═══ Records for processing ═══

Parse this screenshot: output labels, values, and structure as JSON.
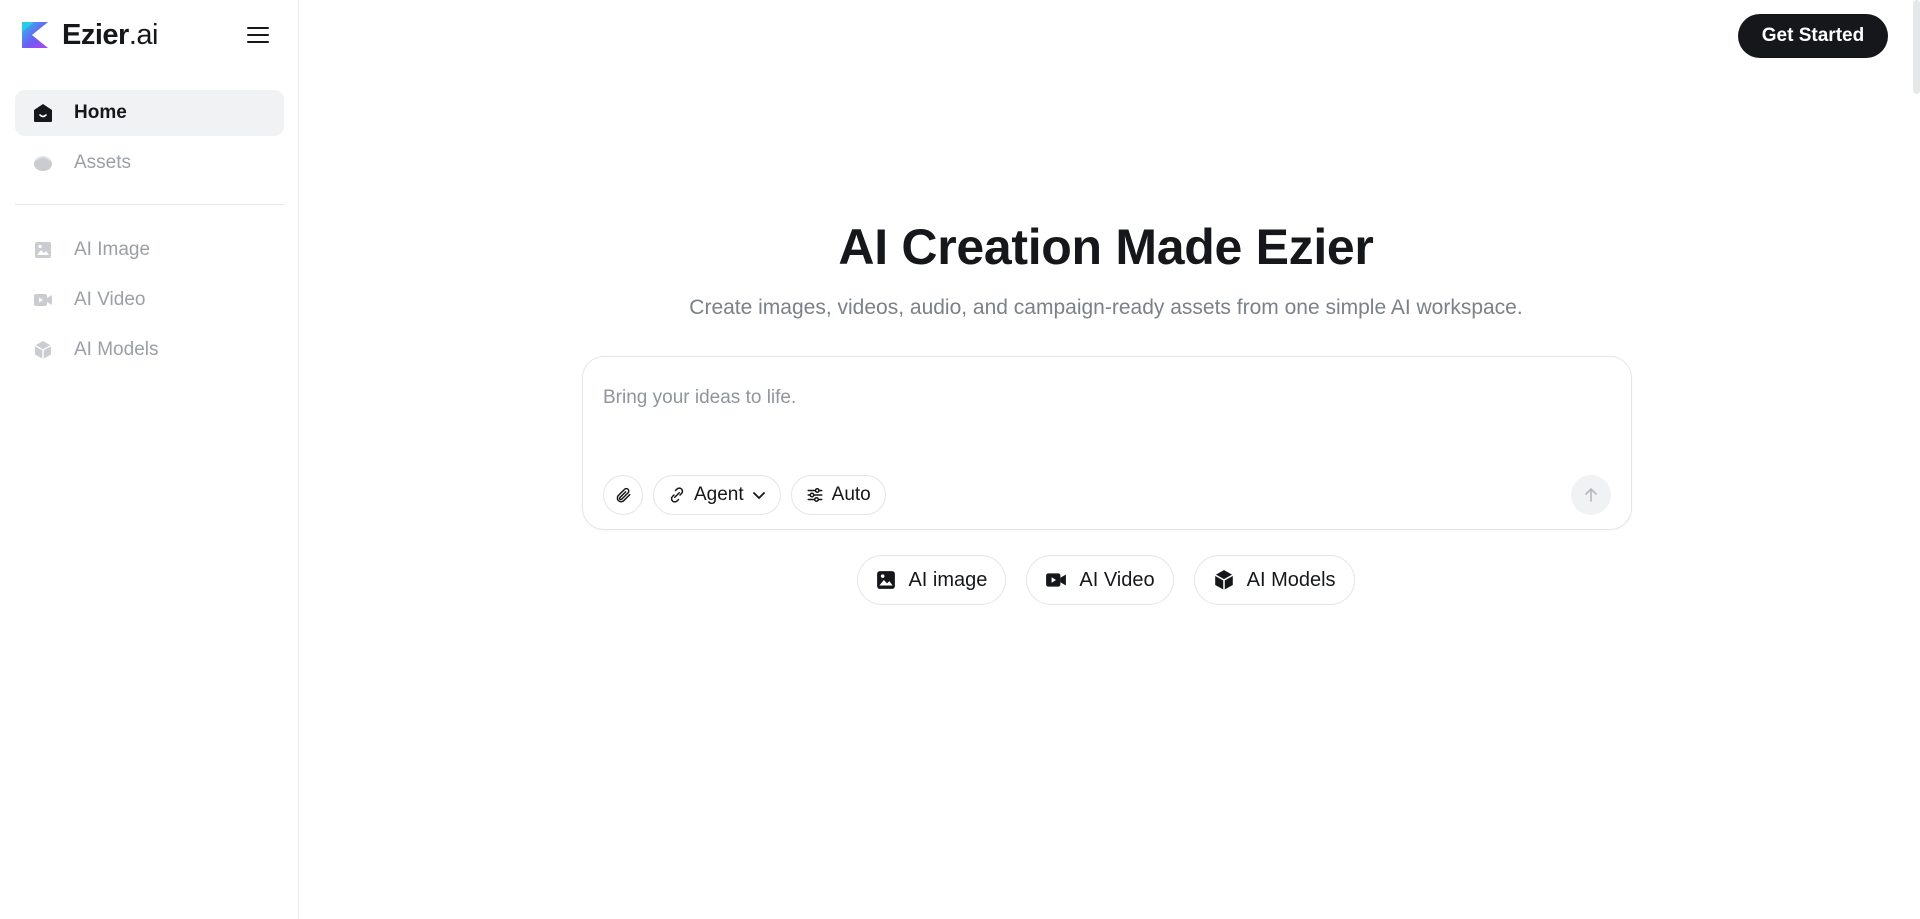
{
  "brand": {
    "name": "Ezier",
    "suffix": ".ai"
  },
  "sidebar": {
    "items": [
      {
        "label": "Home",
        "icon": "home-icon",
        "active": true
      },
      {
        "label": "Assets",
        "icon": "assets-icon",
        "active": false
      },
      {
        "label": "AI Image",
        "icon": "image-icon",
        "active": false
      },
      {
        "label": "AI Video",
        "icon": "video-icon",
        "active": false
      },
      {
        "label": "AI Models",
        "icon": "cube-icon",
        "active": false
      }
    ]
  },
  "header": {
    "cta_label": "Get Started"
  },
  "hero": {
    "title": "AI Creation Made Ezier",
    "subtitle": "Create images, videos, audio, and campaign-ready assets from one simple AI workspace."
  },
  "prompt": {
    "placeholder": "Bring your ideas to life.",
    "value": "",
    "agent_label": "Agent",
    "auto_label": "Auto"
  },
  "quick_actions": [
    {
      "label": "AI image",
      "icon": "image-icon"
    },
    {
      "label": "AI Video",
      "icon": "video-icon"
    },
    {
      "label": "AI Models",
      "icon": "cube-icon"
    }
  ],
  "colors": {
    "primary": "#15171a",
    "muted_text": "#9aa0a7",
    "active_bg": "#f1f2f3",
    "border": "#e3e5e8",
    "logo_gradient_start": "#27c4e8",
    "logo_gradient_end": "#8b3cf0"
  }
}
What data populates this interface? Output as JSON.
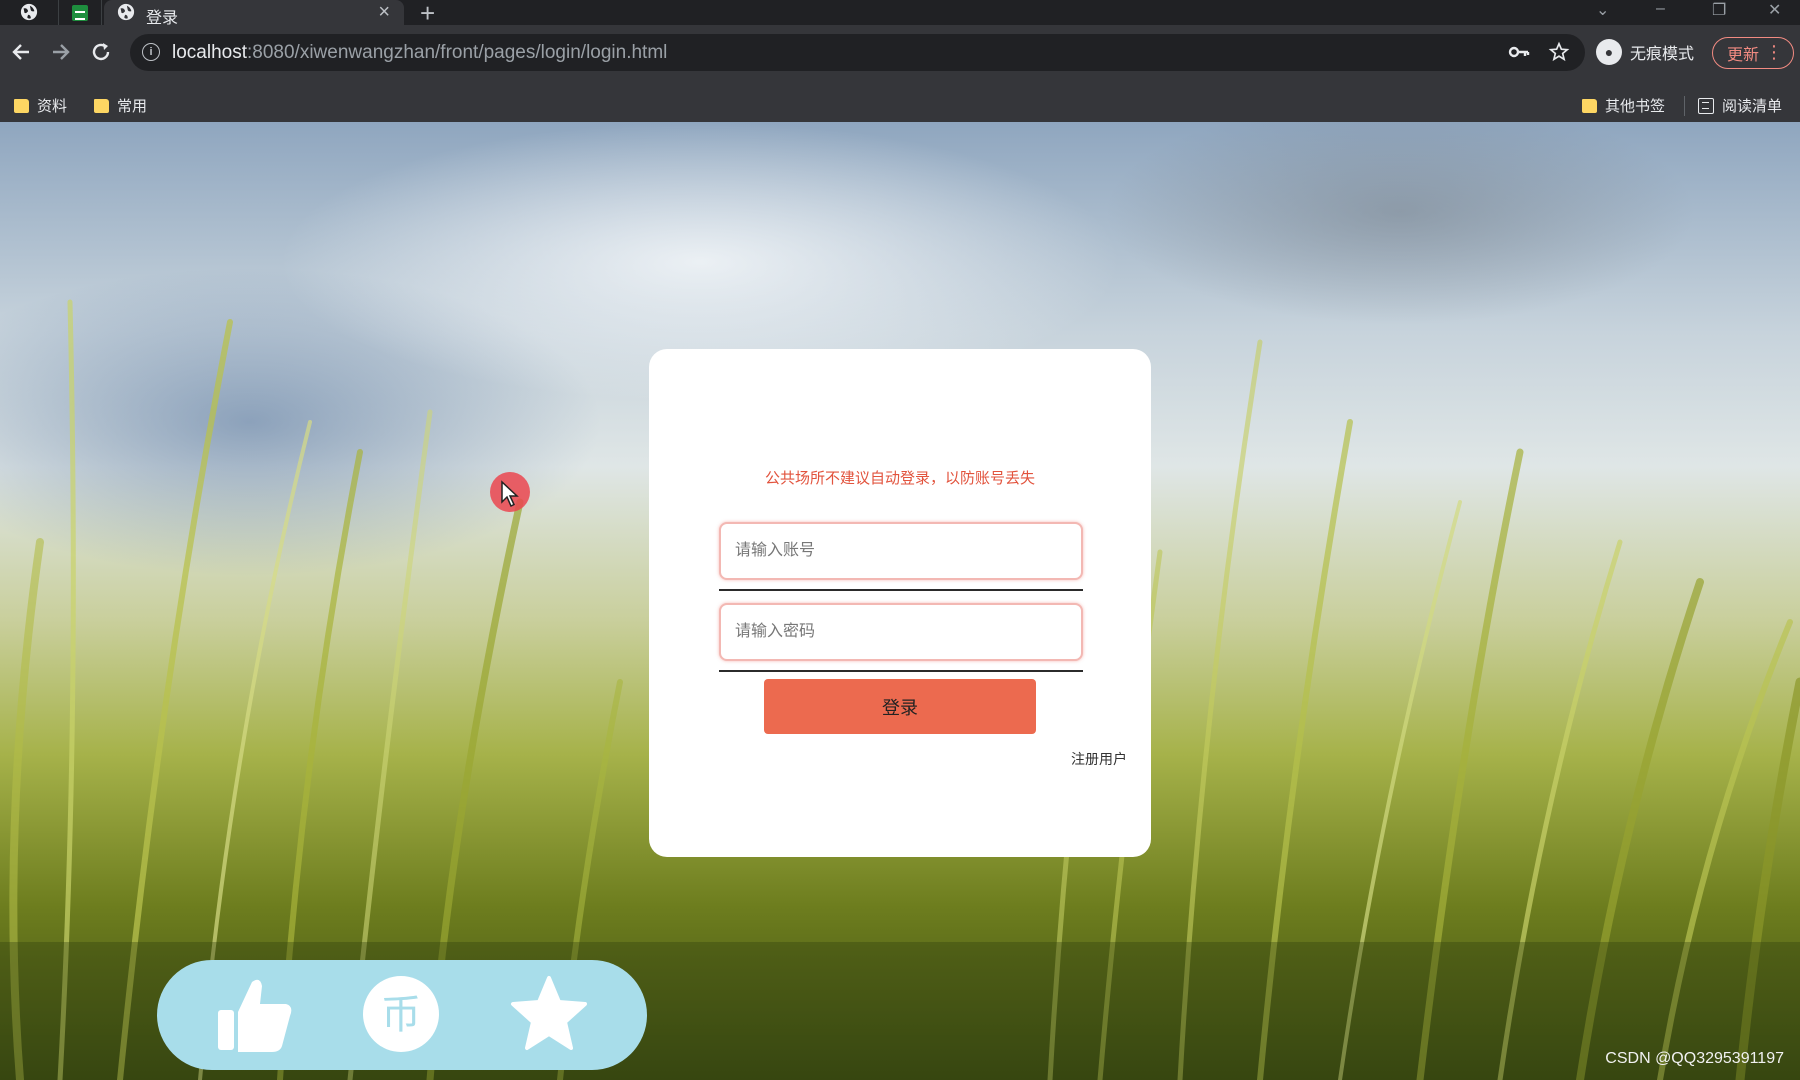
{
  "browser": {
    "tab_title": "登录",
    "close_glyph": "×",
    "newtab_glyph": "+",
    "url_host": "localhost",
    "url_rest": ":8080/xiwenwangzhan/front/pages/login/login.html",
    "incognito_label": "无痕模式",
    "update_label": "更新",
    "bookmarks": [
      {
        "label": "资料"
      },
      {
        "label": "常用"
      }
    ],
    "other_bookmarks_label": "其他书签",
    "reading_list_label": "阅读清单"
  },
  "login": {
    "notice": "公共场所不建议自动登录，以防账号丢失",
    "account_placeholder": "请输入账号",
    "password_placeholder": "请输入密码",
    "submit_label": "登录",
    "register_label": "注册用户"
  },
  "action_bar": {
    "icons": [
      "thumbs-up-icon",
      "coin-icon",
      "star-icon"
    ],
    "coin_glyph": "币"
  },
  "watermark": "CSDN @QQ3295391197",
  "colors": {
    "accent": "#ec6a4f",
    "notice": "#e2533d",
    "action_bar_bg": "#a8ddea"
  }
}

═══

__Short exercise__. Filter out every line that lacks the word "notice", and copy the rest.

__Written solution__.
    "notice": "公共场所不建议自动登录，以防账号丢失",
    "notice": "#e2533d",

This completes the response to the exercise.